■ **WHAT IS EXPECTED**: Leave out the pictures and transcribe the rest of the records exactly.

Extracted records
----------------

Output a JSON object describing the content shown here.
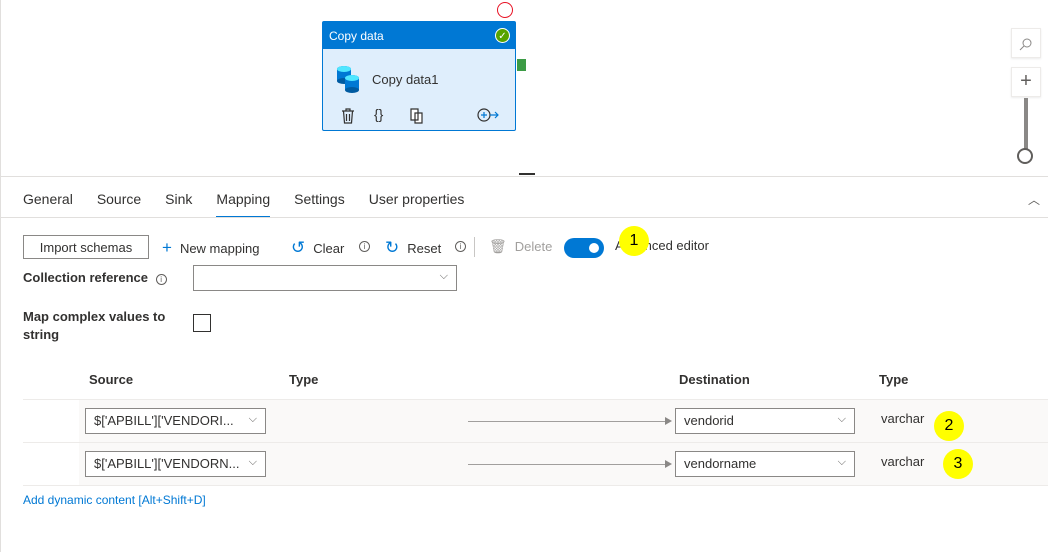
{
  "canvas": {
    "activity_type": "Copy data",
    "activity_name": "Copy data1",
    "zoom_controls": {
      "search_icon": "search-icon",
      "zoom_in_icon": "plus-icon"
    }
  },
  "tabs": [
    {
      "label": "General"
    },
    {
      "label": "Source"
    },
    {
      "label": "Sink"
    },
    {
      "label": "Mapping",
      "active": true
    },
    {
      "label": "Settings"
    },
    {
      "label": "User properties"
    }
  ],
  "toolbar": {
    "import_schemas": "Import schemas",
    "new_mapping": "New mapping",
    "clear": "Clear",
    "reset": "Reset",
    "delete": "Delete",
    "advanced_editor": "Advanced editor",
    "advanced_editor_on": true
  },
  "form": {
    "collection_reference_label": "Collection reference",
    "collection_reference_value": "",
    "map_complex_label_line1": "Map complex values to",
    "map_complex_label_line2": "string",
    "map_complex_checked": false
  },
  "mapping": {
    "headers": {
      "source": "Source",
      "source_type": "Type",
      "destination": "Destination",
      "dest_type": "Type"
    },
    "rows": [
      {
        "source": "$['APBILL']['VENDORI...",
        "destination": "vendorid",
        "type": "varchar"
      },
      {
        "source": "$['APBILL']['VENDORN...",
        "destination": "vendorname",
        "type": "varchar"
      }
    ],
    "dynamic_link": "Add dynamic content [Alt+Shift+D]"
  },
  "annotations": [
    "1",
    "2",
    "3"
  ],
  "colors": {
    "accent": "#0078d4",
    "success": "#57a300",
    "highlight": "#ffff00"
  }
}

----------------

■ **FULL OUTPUT**:
Output a JSON object describing the content shown here.
{
  "canvas": {
    "activity_type": "Copy data",
    "activity_name": "Copy data1",
    "zoom_controls": {
      "search_icon": "search-icon",
      "zoom_in_icon": "plus-icon"
    }
  },
  "tabs": [
    {
      "label": "General"
    },
    {
      "label": "Source"
    },
    {
      "label": "Sink"
    },
    {
      "label": "Mapping",
      "active": true
    },
    {
      "label": "Settings"
    },
    {
      "label": "User properties"
    }
  ],
  "toolbar": {
    "import_schemas": "Import schemas",
    "new_mapping": "New mapping",
    "clear": "Clear",
    "reset": "Reset",
    "delete": "Delete",
    "advanced_editor": "Advanced editor",
    "advanced_editor_on": true
  },
  "form": {
    "collection_reference_label": "Collection reference",
    "collection_reference_value": "",
    "map_complex_label_line1": "Map complex values to",
    "map_complex_label_line2": "string",
    "map_complex_checked": false
  },
  "mapping": {
    "headers": {
      "source": "Source",
      "source_type": "Type",
      "destination": "Destination",
      "dest_type": "Type"
    },
    "rows": [
      {
        "source": "$['APBILL']['VENDORI...",
        "destination": "vendorid",
        "type": "varchar"
      },
      {
        "source": "$['APBILL']['VENDORN...",
        "destination": "vendorname",
        "type": "varchar"
      }
    ],
    "dynamic_link": "Add dynamic content [Alt+Shift+D]"
  },
  "annotations": [
    "1",
    "2",
    "3"
  ],
  "colors": {
    "accent": "#0078d4",
    "success": "#57a300",
    "highlight": "#ffff00"
  }
}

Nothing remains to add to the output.